_Your goal_
Return the data exactly, with all pictures removed.

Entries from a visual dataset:
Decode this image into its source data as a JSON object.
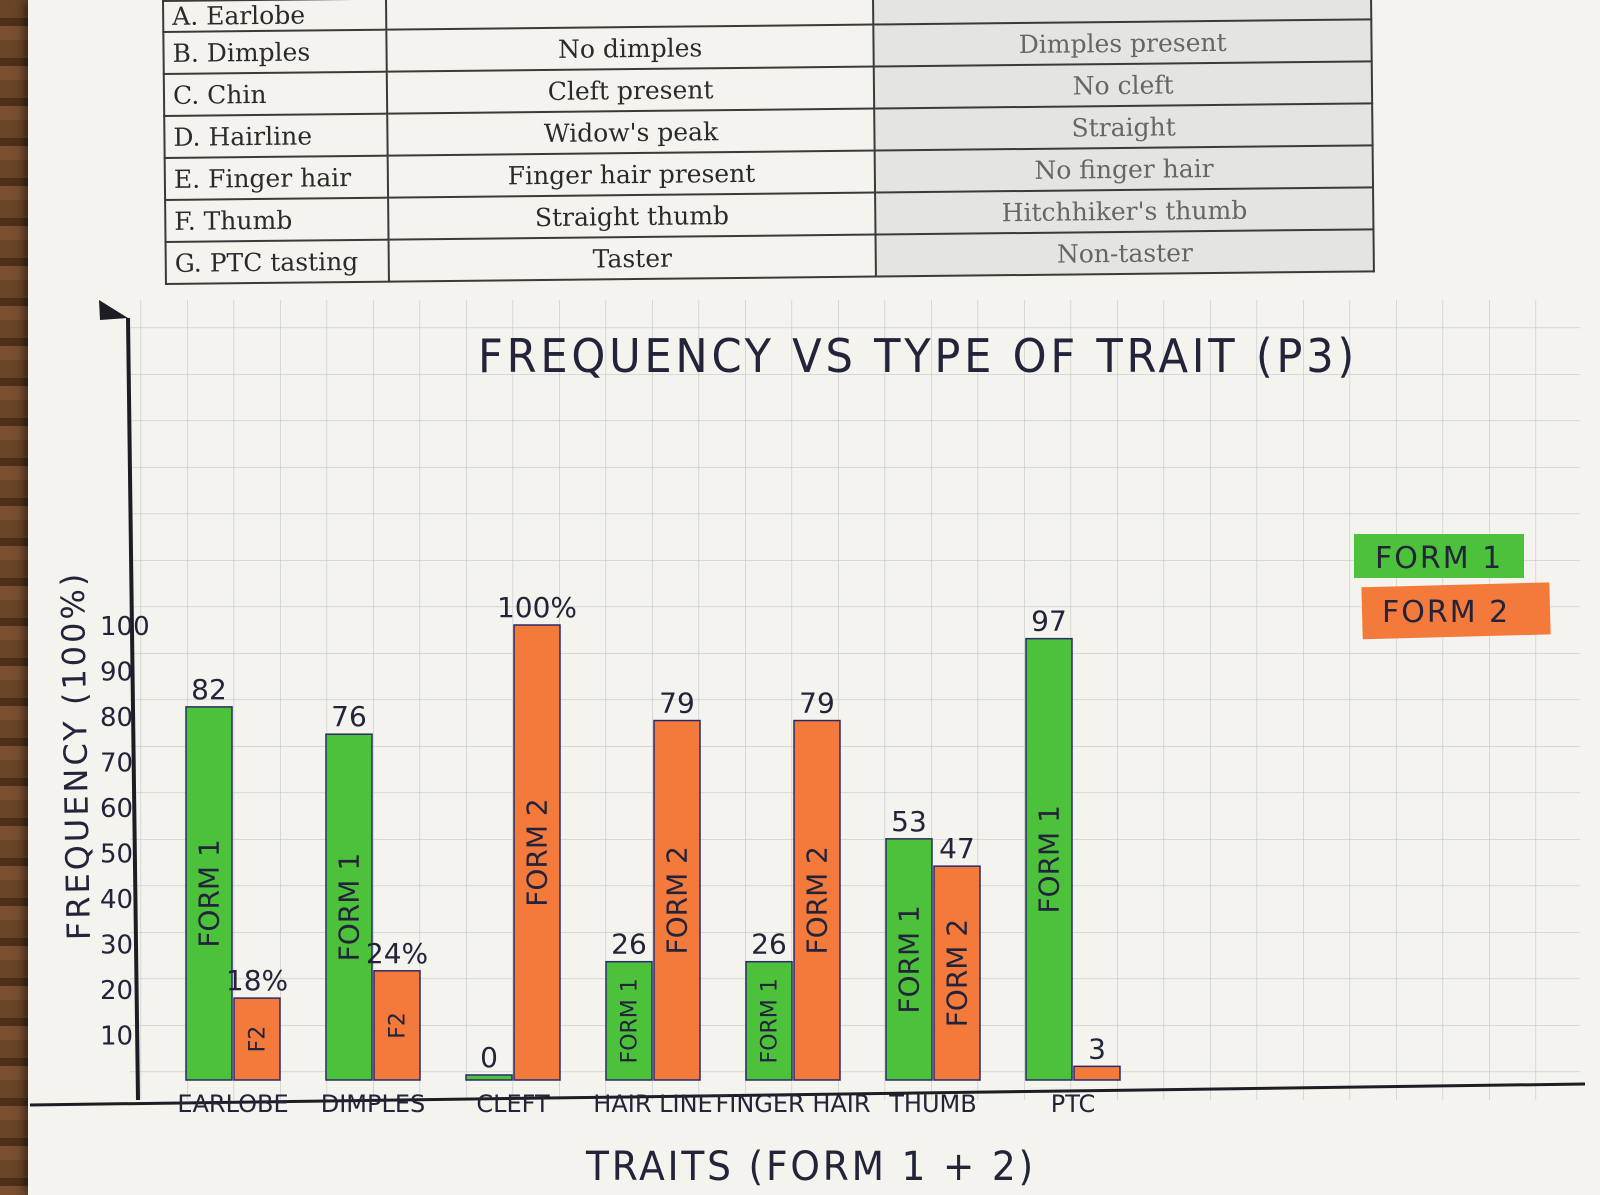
{
  "worksheet": {
    "rows": [
      {
        "trait": "A. Earlobe",
        "form1": "",
        "form2": ""
      },
      {
        "trait": "B. Dimples",
        "form1": "No dimples",
        "form2": "Dimples present"
      },
      {
        "trait": "C. Chin",
        "form1": "Cleft present",
        "form2": "No cleft"
      },
      {
        "trait": "D. Hairline",
        "form1": "Widow's peak",
        "form2": "Straight"
      },
      {
        "trait": "E. Finger hair",
        "form1": "Finger hair present",
        "form2": "No finger hair"
      },
      {
        "trait": "F. Thumb",
        "form1": "Straight thumb",
        "form2": "Hitchhiker's thumb"
      },
      {
        "trait": "G. PTC tasting",
        "form1": "Taster",
        "form2": "Non-taster"
      }
    ]
  },
  "chart_data": {
    "type": "bar",
    "title": "FREQUENCY VS TYPE OF TRAIT (P3)",
    "xlabel": "TRAITS (FORM 1 + 2)",
    "ylabel": "FREQUENCY (100%)",
    "ylim": [
      0,
      100
    ],
    "yticks": [
      "10",
      "20",
      "30",
      "40",
      "50",
      "60",
      "70",
      "80",
      "90",
      "100"
    ],
    "categories": [
      "EARLOBE",
      "DIMPLES",
      "CLEFT",
      "HAIR LINE",
      "FINGER HAIR",
      "THUMB",
      "PTC"
    ],
    "series": [
      {
        "name": "FORM 1",
        "color": "#4cc23a",
        "values": [
          82,
          76,
          0,
          26,
          26,
          53,
          97
        ],
        "value_labels": [
          "82",
          "76",
          "0",
          "26",
          "26",
          "53",
          "97"
        ],
        "bar_labels": [
          "FORM 1",
          "FORM 1",
          "",
          "FORM 1",
          "FORM 1",
          "FORM 1",
          "FORM 1"
        ]
      },
      {
        "name": "FORM 2",
        "color": "#f47a3c",
        "values": [
          18,
          24,
          100,
          79,
          79,
          47,
          3
        ],
        "value_labels": [
          "18%",
          "24%",
          "100%",
          "79",
          "79",
          "47",
          "3"
        ],
        "bar_labels": [
          "F2",
          "F2",
          "FORM 2",
          "FORM 2",
          "FORM 2",
          "FORM 2",
          ""
        ]
      }
    ],
    "grid": true,
    "legend": "right"
  }
}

_Correct answer_
Decode this image into its source data as a JSON object.
{
  "worksheet": {
    "rows": [
      {
        "trait": "A. Earlobe",
        "form1": "",
        "form2": ""
      },
      {
        "trait": "B. Dimples",
        "form1": "No dimples",
        "form2": "Dimples present"
      },
      {
        "trait": "C. Chin",
        "form1": "Cleft present",
        "form2": "No cleft"
      },
      {
        "trait": "D. Hairline",
        "form1": "Widow's peak",
        "form2": "Straight"
      },
      {
        "trait": "E. Finger hair",
        "form1": "Finger hair present",
        "form2": "No finger hair"
      },
      {
        "trait": "F. Thumb",
        "form1": "Straight thumb",
        "form2": "Hitchhiker's thumb"
      },
      {
        "trait": "G. PTC tasting",
        "form1": "Taster",
        "form2": "Non-taster"
      }
    ]
  },
  "chart_data": {
    "type": "bar",
    "title": "FREQUENCY VS TYPE OF TRAIT (P3)",
    "xlabel": "TRAITS (FORM 1 + 2)",
    "ylabel": "FREQUENCY (100%)",
    "ylim": [
      0,
      100
    ],
    "yticks": [
      "10",
      "20",
      "30",
      "40",
      "50",
      "60",
      "70",
      "80",
      "90",
      "100"
    ],
    "categories": [
      "EARLOBE",
      "DIMPLES",
      "CLEFT",
      "HAIR LINE",
      "FINGER HAIR",
      "THUMB",
      "PTC"
    ],
    "series": [
      {
        "name": "FORM 1",
        "color": "#4cc23a",
        "values": [
          82,
          76,
          0,
          26,
          26,
          53,
          97
        ],
        "value_labels": [
          "82",
          "76",
          "0",
          "26",
          "26",
          "53",
          "97"
        ],
        "bar_labels": [
          "FORM 1",
          "FORM 1",
          "",
          "FORM 1",
          "FORM 1",
          "FORM 1",
          "FORM 1"
        ]
      },
      {
        "name": "FORM 2",
        "color": "#f47a3c",
        "values": [
          18,
          24,
          100,
          79,
          79,
          47,
          3
        ],
        "value_labels": [
          "18%",
          "24%",
          "100%",
          "79",
          "79",
          "47",
          "3"
        ],
        "bar_labels": [
          "F2",
          "F2",
          "FORM 2",
          "FORM 2",
          "FORM 2",
          "FORM 2",
          ""
        ]
      }
    ],
    "grid": true,
    "legend": "right"
  }
}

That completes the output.